* EXERCISE OBJECTIVE: Exclude the pictures and return every line exactly as written.

(Extracted data entries)
◆ ◆ ◆ ◆ ◆ ◆ ◆

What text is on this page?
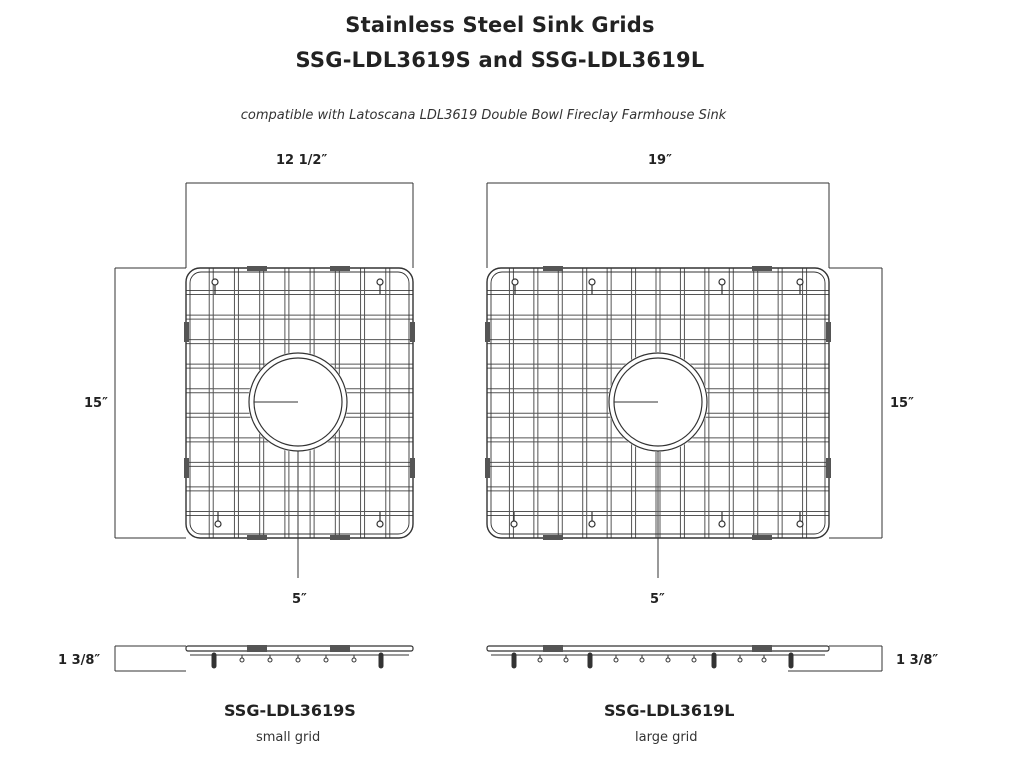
Stainless Steel Sink Grids
SSG-LDL3619S and SSG-LDL3619L
compatible with Latoscana LDL3619 Double Bowl Fireclay Farmhouse Sink
12 1/2″
15″
5″
1 3/8″
SSG-LDL3619S
small grid
19″
15″
5″
1 3/8″
SSG-LDL3619L
large grid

◆ ◆ ◆ ◆ ◆ ◆ ◆

* ANSWER TO THIS PROBLEM:
What text is on this page?
Stainless Steel Sink Grids
SSG-LDL3619S and SSG-LDL3619L
compatible with Latoscana LDL3619 Double Bowl Fireclay Farmhouse Sink
12 1/2″
15″
5″
1 3/8″
SSG-LDL3619S
small grid
19″
15″
5″
1 3/8″
SSG-LDL3619L
large grid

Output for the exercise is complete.